## Required task
Omit all images, then return the remaining material exactly as it stands.
___ The data ___
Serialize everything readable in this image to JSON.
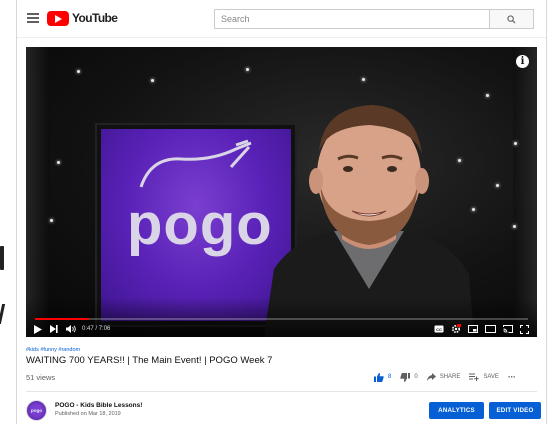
{
  "header": {
    "logo_text": "YouTube",
    "search_placeholder": "Search",
    "menu_icon": "hamburger-menu-icon",
    "search_icon": "search-icon"
  },
  "player": {
    "background_word": "pogo",
    "time_current": "0:47",
    "time_separator": " / ",
    "time_total": "7:06",
    "progress_fraction": 0.11,
    "icons": [
      "play-icon",
      "next-icon",
      "volume-icon",
      "subtitles-icon",
      "settings-icon",
      "miniplayer-icon",
      "theater-icon",
      "cast-icon",
      "fullscreen-icon",
      "info-icon"
    ]
  },
  "video": {
    "hashtags": "#kids #funny #random",
    "title": "WAITING 700 YEARS!! | The Main Event! | POGO Week 7",
    "views": "51 views",
    "likes": "8",
    "dislikes": "0",
    "share_label": "SHARE",
    "save_label": "SAVE",
    "more_label": "···"
  },
  "channel": {
    "avatar_text": "pogo",
    "name": "POGO - Kids Bible Lessons!",
    "published": "Published on Mar 18, 2019",
    "analytics_label": "ANALYTICS",
    "edit_label": "EDIT VIDEO"
  },
  "colors": {
    "accent_blue": "#065fd4",
    "youtube_red": "#ff0000",
    "pogo_purple": "#5a22b8"
  }
}
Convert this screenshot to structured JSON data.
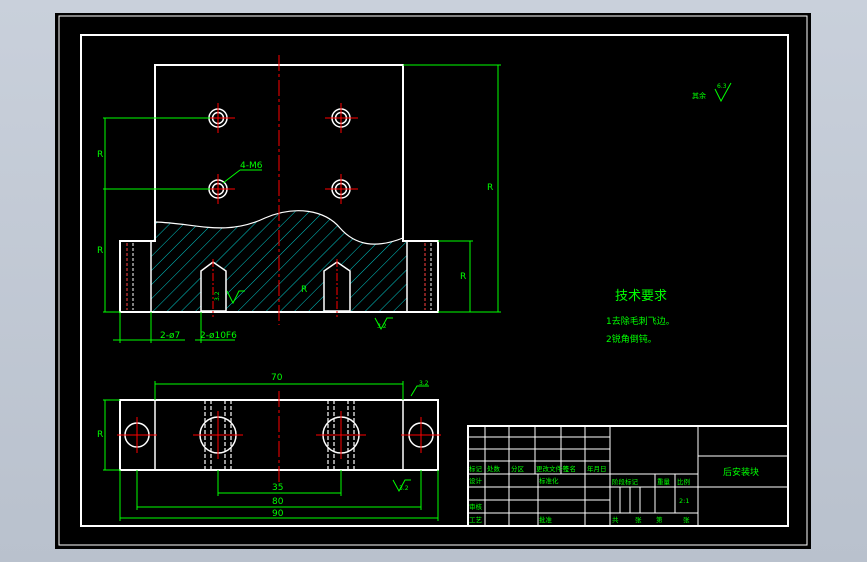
{
  "colors": {
    "background": "#000000",
    "outline": "#ffffff",
    "dimension": "#00ff00",
    "centerline": "#ff0000",
    "hatch": "#00c8c8",
    "annotation": "#00ff00"
  },
  "dims": {
    "a1": "R",
    "a2": "R",
    "a3": "R",
    "a4": "R",
    "a5": "R",
    "a6": "R",
    "thread": "4-M6",
    "hole7": "2-ø7",
    "fit": "2-ø10F6",
    "d70": "70",
    "d35": "35",
    "d80": "80",
    "d90": "90"
  },
  "surface": {
    "roughness_label": "其余",
    "rough1": "6.3",
    "rough2": "3.2",
    "rough3": "3.2",
    "rough4": "3.2"
  },
  "tech": {
    "title": "技术要求",
    "line1": "1去除毛刺飞边。",
    "line2": "2锐角倒钝。"
  },
  "titleblock": {
    "part_name": "后安装块",
    "marker": "标记",
    "count": "处数",
    "zone": "分区",
    "change_doc": "更改文件号",
    "sign": "签名",
    "date": "年月日",
    "design": "设计",
    "standard": "标准化",
    "stage": "阶段标记",
    "weight": "重量",
    "scale": "比例",
    "scale_val": "2:1",
    "review": "审核",
    "craft": "工艺",
    "approve": "批准",
    "total": "共",
    "sheet": "张",
    "of": "第",
    "sheet2": "张"
  }
}
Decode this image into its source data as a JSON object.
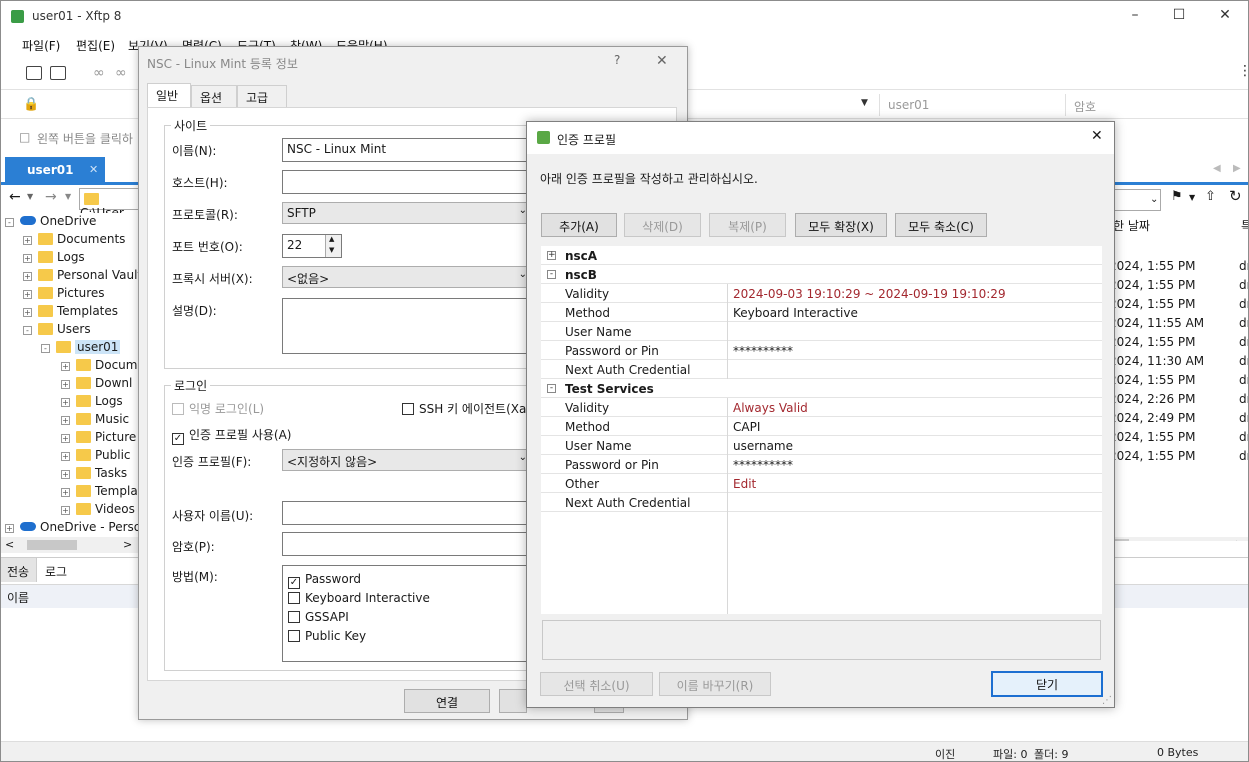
{
  "window": {
    "title": "user01 - Xftp 8"
  },
  "menu": [
    "파일(F)",
    "편집(E)",
    "보기(V)",
    "명령(C)",
    "도구(T)",
    "창(W)",
    "도움말(H)"
  ],
  "address": {
    "user_placeholder": "user01",
    "password_placeholder": "암호"
  },
  "hint": "왼쪽 버튼을 클릭하",
  "session_tab": "user01",
  "path": "C:\\User",
  "tree": {
    "root": "OneDrive",
    "items": [
      "Documents",
      "Logs",
      "Personal Vault",
      "Pictures",
      "Templates",
      "Users"
    ],
    "user": "user01",
    "subitems": [
      "Docum",
      "Downl",
      "Logs",
      "Music",
      "Picture",
      "Public",
      "Tasks",
      "Templa",
      "Videos"
    ],
    "root2": "OneDrive - Persor"
  },
  "right_list": {
    "header": "한 날짜",
    "header2": "특",
    "rows": [
      "2024, 1:55 PM",
      "2024, 1:55 PM",
      "2024, 1:55 PM",
      "2024, 11:55 AM",
      "2024, 1:55 PM",
      "2024, 11:30 AM",
      "2024, 1:55 PM",
      "2024, 2:26 PM",
      "2024, 2:49 PM",
      "2024, 1:55 PM",
      "2024, 1:55 PM"
    ],
    "suffix": "dr"
  },
  "bottom": {
    "tab_transfer": "전송",
    "tab_log": "로그",
    "col_name": "이름"
  },
  "status": {
    "transfer": "이진",
    "files": "파일: 0",
    "folders": "폴더: 9",
    "bytes": "0 Bytes"
  },
  "dialog1": {
    "title": "NSC - Linux Mint 등록 정보",
    "help": "?",
    "tabs": [
      "일반",
      "옵션",
      "고급"
    ],
    "site_group": "사이트",
    "name_label": "이름(N):",
    "name_value": "NSC - Linux Mint",
    "host_label": "호스트(H):",
    "host_value": "",
    "protocol_label": "프로토콜(R):",
    "protocol_value": "SFTP",
    "port_label": "포트 번호(O):",
    "port_value": "22",
    "proxy_label": "프록시 서버(X):",
    "proxy_value": "<없음>",
    "desc_label": "설명(D):",
    "login_group": "로그인",
    "anon_login": "익명 로그인(L)",
    "ssh_agent": "SSH 키 에이전트(Xag",
    "use_auth_profile": "인증 프로필 사용(A)",
    "auth_profile_label": "인증 프로필(F):",
    "auth_profile_value": "<지정하지 않음>",
    "user_label": "사용자 이름(U):",
    "password_label": "암호(P):",
    "method_label": "방법(M):",
    "methods": [
      {
        "label": "Password",
        "checked": true
      },
      {
        "label": "Keyboard Interactive",
        "checked": false
      },
      {
        "label": "GSSAPI",
        "checked": false
      },
      {
        "label": "Public Key",
        "checked": false
      }
    ],
    "connect_button": "연결"
  },
  "dialog2": {
    "title": "인증 프로필",
    "description": "아래 인증 프로필을 작성하고 관리하십시오.",
    "buttons": {
      "add": "추가(A)",
      "delete": "삭제(D)",
      "copy": "복제(P)",
      "expand_all": "모두 확장(X)",
      "collapse_all": "모두 축소(C)"
    },
    "profiles": [
      {
        "name": "nscA",
        "expanded": false,
        "rows": []
      },
      {
        "name": "nscB",
        "expanded": true,
        "rows": [
          {
            "key": "Validity",
            "value": "2024-09-03 19:10:29 ~ 2024-09-19 19:10:29",
            "red": true
          },
          {
            "key": "Method",
            "value": "Keyboard Interactive",
            "red": false
          },
          {
            "key": "User Name",
            "value": "",
            "red": false
          },
          {
            "key": "Password or Pin",
            "value": "**********",
            "red": false
          },
          {
            "key": "Next Auth Credential",
            "value": "",
            "red": false
          }
        ]
      },
      {
        "name": "Test Services",
        "expanded": true,
        "rows": [
          {
            "key": "Validity",
            "value": "Always Valid",
            "red": true
          },
          {
            "key": "Method",
            "value": "CAPI",
            "red": false
          },
          {
            "key": "User Name",
            "value": "username",
            "red": false
          },
          {
            "key": "Password or Pin",
            "value": "**********",
            "red": false
          },
          {
            "key": "Other",
            "value": "Edit",
            "red": true
          },
          {
            "key": "Next Auth Credential",
            "value": "",
            "red": false
          }
        ]
      }
    ],
    "bottom_buttons": {
      "deselect": "선택 취소(U)",
      "rename": "이름 바꾸기(R)",
      "close": "닫기"
    }
  },
  "colors": {
    "accent": "#2b7fd4",
    "red_text": "#a3282f"
  }
}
___
## Finished answer
Serialize everything readable in this image to JSON.
{
  "header": {
    "logo_text": "YouTube",
    "search_placeholder": "Search",
    "menu_icon": "hamburger-menu-icon",
    "search_icon": "search-icon"
  },
  "player": {
    "background_word": "pogo",
    "time_current": "0:47",
    "time_separator": " / ",
    "time_total": "7:06",
    "progress_fraction": 0.11,
    "icons": [
      "play-icon",
      "next-icon",
      "volume-icon",
      "subtitles-icon",
      "settings-icon",
      "miniplayer-icon",
      "theater-icon",
      "cast-icon",
      "fullscreen-icon",
      "info-icon"
    ]
  },
  "video": {
    "hashtags": "#kids #funny #random",
    "title": "WAITING 700 YEARS!! | The Main Event! | POGO Week 7",
    "views": "51 views",
    "likes": "8",
    "dislikes": "0",
    "share_label": "SHARE",
    "save_label": "SAVE",
    "more_label": "···"
  },
  "channel": {
    "avatar_text": "pogo",
    "name": "POGO - Kids Bible Lessons!",
    "published": "Published on Mar 18, 2019",
    "analytics_label": "ANALYTICS",
    "edit_label": "EDIT VIDEO"
  },
  "colors": {
    "accent_blue": "#065fd4",
    "youtube_red": "#ff0000",
    "pogo_purple": "#5a22b8"
  }
}
Convert this screenshot to structured JSON data.
{
  "colors": {
    "background": "#000000",
    "outline": "#ffffff",
    "dimension": "#00ff00",
    "centerline": "#ff0000",
    "hatch": "#00c8c8",
    "annotation": "#00ff00"
  },
  "dims": {
    "a1": "R",
    "a2": "R",
    "a3": "R",
    "a4": "R",
    "a5": "R",
    "a6": "R",
    "thread": "4-M6",
    "hole7": "2-ø7",
    "fit": "2-ø10F6",
    "d70": "70",
    "d35": "35",
    "d80": "80",
    "d90": "90"
  },
  "surface": {
    "roughness_label": "其余",
    "rough1": "6.3",
    "rough2": "3.2",
    "rough3": "3.2",
    "rough4": "3.2"
  },
  "tech": {
    "title": "技术要求",
    "line1": "1去除毛刺飞边。",
    "line2": "2锐角倒钝。"
  },
  "titleblock": {
    "part_name": "后安装块",
    "marker": "标记",
    "count": "处数",
    "zone": "分区",
    "change_doc": "更改文件号",
    "sign": "签名",
    "date": "年月日",
    "design": "设计",
    "standard": "标准化",
    "stage": "阶段标记",
    "weight": "重量",
    "scale": "比例",
    "scale_val": "2:1",
    "review": "审核",
    "craft": "工艺",
    "approve": "批准",
    "total": "共",
    "sheet": "张",
    "of": "第",
    "sheet2": "张"
  }
}
Decode this image into its source data as a JSON object.
{
  "window": {
    "title": "user01 - Xftp 8"
  },
  "menu": [
    "파일(F)",
    "편집(E)",
    "보기(V)",
    "명령(C)",
    "도구(T)",
    "창(W)",
    "도움말(H)"
  ],
  "address": {
    "user_placeholder": "user01",
    "password_placeholder": "암호"
  },
  "hint": "왼쪽 버튼을 클릭하",
  "session_tab": "user01",
  "path": "C:\\User",
  "tree": {
    "root": "OneDrive",
    "items": [
      "Documents",
      "Logs",
      "Personal Vault",
      "Pictures",
      "Templates",
      "Users"
    ],
    "user": "user01",
    "subitems": [
      "Docum",
      "Downl",
      "Logs",
      "Music",
      "Picture",
      "Public",
      "Tasks",
      "Templa",
      "Videos"
    ],
    "root2": "OneDrive - Persor"
  },
  "right_list": {
    "header": "한 날짜",
    "header2": "특",
    "rows": [
      "2024, 1:55 PM",
      "2024, 1:55 PM",
      "2024, 1:55 PM",
      "2024, 11:55 AM",
      "2024, 1:55 PM",
      "2024, 11:30 AM",
      "2024, 1:55 PM",
      "2024, 2:26 PM",
      "2024, 2:49 PM",
      "2024, 1:55 PM",
      "2024, 1:55 PM"
    ],
    "suffix": "dr"
  },
  "bottom": {
    "tab_transfer": "전송",
    "tab_log": "로그",
    "col_name": "이름"
  },
  "status": {
    "transfer": "이진",
    "files": "파일: 0",
    "folders": "폴더: 9",
    "bytes": "0 Bytes"
  },
  "dialog1": {
    "title": "NSC - Linux Mint 등록 정보",
    "help": "?",
    "tabs": [
      "일반",
      "옵션",
      "고급"
    ],
    "site_group": "사이트",
    "name_label": "이름(N):",
    "name_value": "NSC - Linux Mint",
    "host_label": "호스트(H):",
    "host_value": "",
    "protocol_label": "프로토콜(R):",
    "protocol_value": "SFTP",
    "port_label": "포트 번호(O):",
    "port_value": "22",
    "proxy_label": "프록시 서버(X):",
    "proxy_value": "<없음>",
    "desc_label": "설명(D):",
    "login_group": "로그인",
    "anon_login": "익명 로그인(L)",
    "ssh_agent": "SSH 키 에이전트(Xag",
    "use_auth_profile": "인증 프로필 사용(A)",
    "auth_profile_label": "인증 프로필(F):",
    "auth_profile_value": "<지정하지 않음>",
    "user_label": "사용자 이름(U):",
    "password_label": "암호(P):",
    "method_label": "방법(M):",
    "methods": [
      {
        "label": "Password",
        "checked": true
      },
      {
        "label": "Keyboard Interactive",
        "checked": false
      },
      {
        "label": "GSSAPI",
        "checked": false
      },
      {
        "label": "Public Key",
        "checked": false
      }
    ],
    "connect_button": "연결"
  },
  "dialog2": {
    "title": "인증 프로필",
    "description": "아래 인증 프로필을 작성하고 관리하십시오.",
    "buttons": {
      "add": "추가(A)",
      "delete": "삭제(D)",
      "copy": "복제(P)",
      "expand_all": "모두 확장(X)",
      "collapse_all": "모두 축소(C)"
    },
    "profiles": [
      {
        "name": "nscA",
        "expanded": false,
        "rows": []
      },
      {
        "name": "nscB",
        "expanded": true,
        "rows": [
          {
            "key": "Validity",
            "value": "2024-09-03 19:10:29 ~ 2024-09-19 19:10:29",
            "red": true
          },
          {
            "key": "Method",
            "value": "Keyboard Interactive",
            "red": false
          },
          {
            "key": "User Name",
            "value": "",
            "red": false
          },
          {
            "key": "Password or Pin",
            "value": "**********",
            "red": false
          },
          {
            "key": "Next Auth Credential",
            "value": "",
            "red": false
          }
        ]
      },
      {
        "name": "Test Services",
        "expanded": true,
        "rows": [
          {
            "key": "Validity",
            "value": "Always Valid",
            "red": true
          },
          {
            "key": "Method",
            "value": "CAPI",
            "red": false
          },
          {
            "key": "User Name",
            "value": "username",
            "red": false
          },
          {
            "key": "Password or Pin",
            "value": "**********",
            "red": false
          },
          {
            "key": "Other",
            "value": "Edit",
            "red": true
          },
          {
            "key": "Next Auth Credential",
            "value": "",
            "red": false
          }
        ]
      }
    ],
    "bottom_buttons": {
      "deselect": "선택 취소(U)",
      "rename": "이름 바꾸기(R)",
      "close": "닫기"
    }
  },
  "colors": {
    "accent": "#2b7fd4",
    "red_text": "#a3282f"
  }
}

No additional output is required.